--- Text Enclosed Below ---

In terms of regenerative medicine applications, it is envisioned that bone marrow MSCs are more suited for osteogenic differentiation and therefore used for bone tissue engineering, while EnSCs are more suited for soft tissue engineering, such as bladder reconstruction. Due to the intense interest generated with using EnSCs for regenerative medicine, we believe that EnSCs were introduced too quickly into human tests without adequately assessing its impact on large animal models. Furthermore, the exact mechanism of how EnSCs exert is regenerative potential is not clearly understood. Hence more robust large animal studies are needed to fill this information gap that currently exists.

Concluding remarks and future perspectives

Although EnSCs would form a non-invasive and steady supply of autologous stem cells for women, we must not forget that this means that 50% of the population (i.e. the male population) is excluded. Furthermore, non-invasive harvesting of EnSCs would not be possible from post-menopausal women (in this case, endometrial biopsy might be possible, but data regarding the potency of EnSCs in post-menopausal women has not been published). In addition, the issue of EnSCs storage could also develop into the same debates we are facing regarding the storage of cord blood; is there enough scientific evidence to justify storage of EnSCs for future use?

--- End of Enclosed Text ---
--- Record set Enclosed Below ---

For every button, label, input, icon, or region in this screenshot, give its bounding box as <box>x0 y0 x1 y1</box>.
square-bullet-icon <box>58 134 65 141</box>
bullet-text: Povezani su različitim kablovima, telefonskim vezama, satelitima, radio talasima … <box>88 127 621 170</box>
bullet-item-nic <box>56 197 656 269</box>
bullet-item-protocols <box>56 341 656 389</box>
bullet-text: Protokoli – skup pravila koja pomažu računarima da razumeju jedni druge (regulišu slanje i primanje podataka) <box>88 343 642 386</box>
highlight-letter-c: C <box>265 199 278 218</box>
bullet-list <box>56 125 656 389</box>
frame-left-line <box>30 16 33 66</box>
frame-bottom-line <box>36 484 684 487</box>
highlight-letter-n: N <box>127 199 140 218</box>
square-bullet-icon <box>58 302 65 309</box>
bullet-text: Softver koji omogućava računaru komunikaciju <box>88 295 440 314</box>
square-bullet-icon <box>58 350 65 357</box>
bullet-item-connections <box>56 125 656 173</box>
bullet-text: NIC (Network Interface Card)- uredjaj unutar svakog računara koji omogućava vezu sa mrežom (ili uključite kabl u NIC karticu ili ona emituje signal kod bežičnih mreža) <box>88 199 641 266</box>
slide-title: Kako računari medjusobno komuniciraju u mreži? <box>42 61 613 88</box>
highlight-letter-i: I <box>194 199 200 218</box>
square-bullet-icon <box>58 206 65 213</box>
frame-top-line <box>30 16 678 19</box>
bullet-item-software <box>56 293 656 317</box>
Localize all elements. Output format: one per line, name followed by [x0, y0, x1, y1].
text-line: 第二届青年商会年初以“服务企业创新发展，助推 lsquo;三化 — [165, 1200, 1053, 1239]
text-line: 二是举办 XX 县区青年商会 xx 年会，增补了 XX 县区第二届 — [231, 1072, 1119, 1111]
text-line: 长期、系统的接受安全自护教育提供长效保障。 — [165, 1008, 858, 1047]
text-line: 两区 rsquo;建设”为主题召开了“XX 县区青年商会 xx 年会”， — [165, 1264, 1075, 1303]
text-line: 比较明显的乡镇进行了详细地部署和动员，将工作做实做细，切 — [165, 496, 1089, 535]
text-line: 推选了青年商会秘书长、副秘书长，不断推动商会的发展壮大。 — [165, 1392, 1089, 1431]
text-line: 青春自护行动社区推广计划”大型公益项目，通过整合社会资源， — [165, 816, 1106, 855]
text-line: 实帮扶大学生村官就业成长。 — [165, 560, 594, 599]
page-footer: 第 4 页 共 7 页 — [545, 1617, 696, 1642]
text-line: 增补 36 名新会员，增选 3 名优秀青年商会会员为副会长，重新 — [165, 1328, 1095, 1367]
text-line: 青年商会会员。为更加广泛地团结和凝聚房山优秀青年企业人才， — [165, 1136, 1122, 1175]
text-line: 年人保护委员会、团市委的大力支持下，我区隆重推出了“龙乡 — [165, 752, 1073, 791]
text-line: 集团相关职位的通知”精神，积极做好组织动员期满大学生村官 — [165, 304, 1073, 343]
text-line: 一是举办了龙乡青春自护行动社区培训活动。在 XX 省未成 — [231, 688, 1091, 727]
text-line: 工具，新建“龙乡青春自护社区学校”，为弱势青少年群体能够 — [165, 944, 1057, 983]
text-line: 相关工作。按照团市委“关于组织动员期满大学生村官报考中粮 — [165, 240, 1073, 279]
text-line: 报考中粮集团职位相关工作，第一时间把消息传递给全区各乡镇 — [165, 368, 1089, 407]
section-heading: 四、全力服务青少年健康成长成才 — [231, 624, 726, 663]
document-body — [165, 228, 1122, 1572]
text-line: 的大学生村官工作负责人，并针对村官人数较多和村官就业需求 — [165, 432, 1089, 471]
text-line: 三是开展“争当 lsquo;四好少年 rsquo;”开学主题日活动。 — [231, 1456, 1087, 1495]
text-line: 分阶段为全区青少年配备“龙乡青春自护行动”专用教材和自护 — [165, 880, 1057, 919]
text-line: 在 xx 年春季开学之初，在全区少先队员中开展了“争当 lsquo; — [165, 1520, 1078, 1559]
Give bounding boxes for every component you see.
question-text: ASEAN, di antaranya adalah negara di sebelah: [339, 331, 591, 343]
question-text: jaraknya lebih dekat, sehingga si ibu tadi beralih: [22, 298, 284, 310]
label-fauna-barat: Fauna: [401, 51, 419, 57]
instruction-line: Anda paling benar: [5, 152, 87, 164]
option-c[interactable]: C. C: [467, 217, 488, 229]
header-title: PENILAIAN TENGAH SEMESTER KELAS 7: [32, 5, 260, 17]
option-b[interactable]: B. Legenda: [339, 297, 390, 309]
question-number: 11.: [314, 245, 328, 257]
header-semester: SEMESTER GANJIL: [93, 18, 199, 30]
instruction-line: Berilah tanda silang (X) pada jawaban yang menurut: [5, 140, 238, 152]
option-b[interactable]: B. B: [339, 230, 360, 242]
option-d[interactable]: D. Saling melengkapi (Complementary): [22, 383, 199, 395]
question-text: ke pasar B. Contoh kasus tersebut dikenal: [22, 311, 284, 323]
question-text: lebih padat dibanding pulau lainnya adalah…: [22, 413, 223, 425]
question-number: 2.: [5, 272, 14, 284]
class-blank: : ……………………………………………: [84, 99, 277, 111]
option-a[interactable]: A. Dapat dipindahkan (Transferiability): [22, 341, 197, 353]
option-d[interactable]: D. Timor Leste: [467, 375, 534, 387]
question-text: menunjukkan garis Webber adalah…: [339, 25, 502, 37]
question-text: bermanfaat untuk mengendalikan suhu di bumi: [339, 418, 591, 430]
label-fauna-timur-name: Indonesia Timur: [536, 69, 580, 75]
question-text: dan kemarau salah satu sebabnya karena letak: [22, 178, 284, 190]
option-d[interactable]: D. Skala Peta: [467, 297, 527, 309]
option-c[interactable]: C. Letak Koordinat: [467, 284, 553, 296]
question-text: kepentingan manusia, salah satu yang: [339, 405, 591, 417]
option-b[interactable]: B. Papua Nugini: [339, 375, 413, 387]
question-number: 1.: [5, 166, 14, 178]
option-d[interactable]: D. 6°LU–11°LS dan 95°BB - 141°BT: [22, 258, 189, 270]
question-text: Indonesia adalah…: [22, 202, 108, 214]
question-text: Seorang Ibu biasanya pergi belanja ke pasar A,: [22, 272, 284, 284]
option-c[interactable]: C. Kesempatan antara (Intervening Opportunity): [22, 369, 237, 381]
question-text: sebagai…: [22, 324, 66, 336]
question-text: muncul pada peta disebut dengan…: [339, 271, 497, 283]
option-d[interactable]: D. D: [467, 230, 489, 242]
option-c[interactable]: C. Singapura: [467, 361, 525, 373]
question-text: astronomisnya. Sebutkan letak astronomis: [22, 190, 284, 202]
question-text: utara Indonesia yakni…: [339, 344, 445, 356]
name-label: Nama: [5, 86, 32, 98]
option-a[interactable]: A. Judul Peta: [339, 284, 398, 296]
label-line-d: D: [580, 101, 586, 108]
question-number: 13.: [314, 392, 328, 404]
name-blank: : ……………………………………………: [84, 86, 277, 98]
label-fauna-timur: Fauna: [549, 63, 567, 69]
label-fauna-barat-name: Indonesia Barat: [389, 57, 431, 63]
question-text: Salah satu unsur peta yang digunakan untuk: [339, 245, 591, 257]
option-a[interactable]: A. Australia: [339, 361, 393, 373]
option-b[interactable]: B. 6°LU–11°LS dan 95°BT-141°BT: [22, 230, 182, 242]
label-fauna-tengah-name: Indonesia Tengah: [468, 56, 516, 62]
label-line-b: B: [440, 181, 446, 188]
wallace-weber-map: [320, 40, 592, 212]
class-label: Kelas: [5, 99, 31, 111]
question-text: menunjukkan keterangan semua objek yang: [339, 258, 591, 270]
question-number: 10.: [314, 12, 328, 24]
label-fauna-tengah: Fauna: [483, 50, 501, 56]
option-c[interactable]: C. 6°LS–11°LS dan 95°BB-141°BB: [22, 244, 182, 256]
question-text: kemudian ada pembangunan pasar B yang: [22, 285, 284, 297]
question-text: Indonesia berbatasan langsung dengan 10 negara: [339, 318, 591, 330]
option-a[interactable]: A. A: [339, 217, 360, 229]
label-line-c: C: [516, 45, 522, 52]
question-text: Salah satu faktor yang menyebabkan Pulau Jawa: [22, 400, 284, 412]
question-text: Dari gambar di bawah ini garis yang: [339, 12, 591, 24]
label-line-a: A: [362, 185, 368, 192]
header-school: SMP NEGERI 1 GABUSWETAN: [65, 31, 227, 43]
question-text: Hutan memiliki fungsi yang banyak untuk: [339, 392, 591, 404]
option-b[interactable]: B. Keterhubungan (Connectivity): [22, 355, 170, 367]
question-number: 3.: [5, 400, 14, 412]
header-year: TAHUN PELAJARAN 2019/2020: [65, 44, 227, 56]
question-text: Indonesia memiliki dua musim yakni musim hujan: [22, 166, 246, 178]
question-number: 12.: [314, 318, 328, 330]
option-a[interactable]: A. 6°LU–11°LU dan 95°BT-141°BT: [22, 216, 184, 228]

--- End of Enclosed Record set ---

Explore the material:
[a] Copy the part of the EnSCs text between "Although EnSCs would" and "for future use?", inclusive, word for word.
[b] Answer these questions from the EnSCs text:
(i) Which cells are envisioned as more suited for osteogenic differentiation?
(ii) What percentage of the population is excluded from using EnSCs?
(iii) From which women would non-invasive harvesting of EnSCs not be possible?
The rows have nothing to do with the EnSCs text.

Answers in order:
[a]
Although EnSCs would form a non-invasive and steady supply of autologous stem cells for women, we must not forget that this means that 50% of the population (i.e. the male population) is excluded. Furthermore, non-invasive harvesting of EnSCs would not be possible from post-menopausal women (in this case, endometrial biopsy might be possible, but data regarding the potency of EnSCs in post-menopausal women has not been published). In addition, the issue of EnSCs storage could also develop into the same debates we are facing regarding the storage of cord blood; is there enough scientific evidence to justify storage of EnSCs for future use?

[b]
(i) Bone marrow MSCs
(ii) 50%, the male population
(iii) Post-menopausal women